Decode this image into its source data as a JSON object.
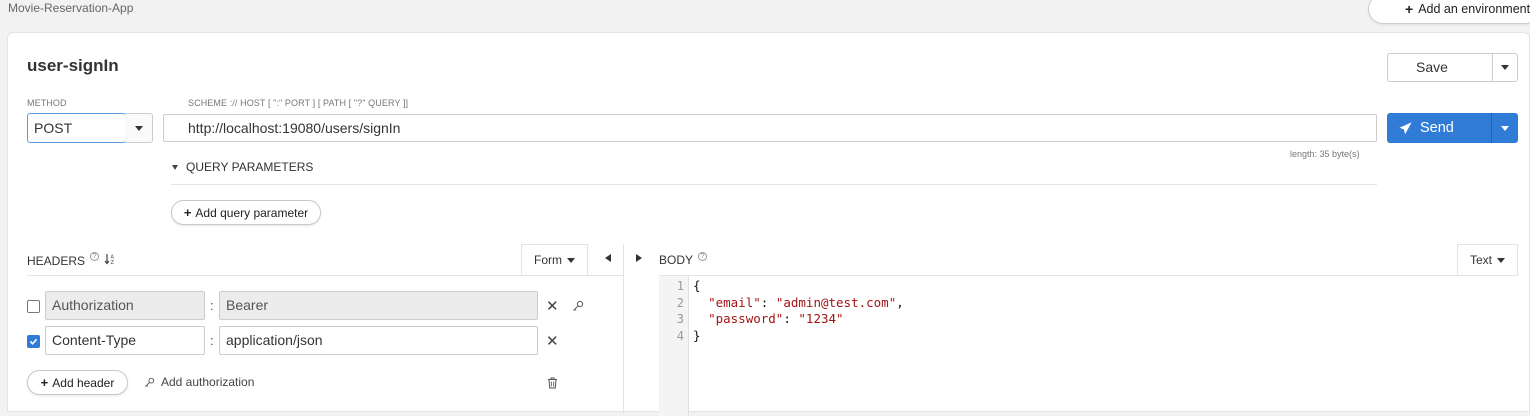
{
  "breadcrumb": "Movie-Reservation-App",
  "env_button": {
    "label": "Add an environment"
  },
  "request": {
    "title": "user-signIn",
    "save_label": "Save",
    "method_label": "METHOD",
    "scheme_label": "SCHEME :// HOST [ \":\" PORT ] [ PATH [ \"?\" QUERY ]]",
    "method": "POST",
    "url": "http://localhost:19080/users/signIn",
    "send_label": "Send",
    "length": "length: 35 byte(s)"
  },
  "query": {
    "title": "QUERY PARAMETERS",
    "add_label": "Add query parameter"
  },
  "headers": {
    "title": "HEADERS",
    "mode": "Form",
    "rows": [
      {
        "checked": false,
        "key": "Authorization",
        "value": "Bearer"
      },
      {
        "checked": true,
        "key": "Content-Type",
        "value": "application/json"
      }
    ],
    "add_header_label": "Add header",
    "add_auth_label": "Add authorization"
  },
  "body": {
    "title": "BODY",
    "mode": "Text",
    "line_numbers": [
      "1",
      "2",
      "3",
      "4"
    ],
    "lines": {
      "open": "{",
      "email_key": "\"email\"",
      "email_value": "\"admin@test.com\"",
      "password_key": "\"password\"",
      "password_value": "\"1234\"",
      "close": "}"
    }
  },
  "colors": {
    "accent": "#2f7bd6",
    "string": "#a31515"
  }
}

· · · · ·

### Instructions for the task
Copy all lines from the material that contain "signIn".

### Answer to this problem
    "title": "user-signIn",
    "url": "http://localhost:19080/users/signIn",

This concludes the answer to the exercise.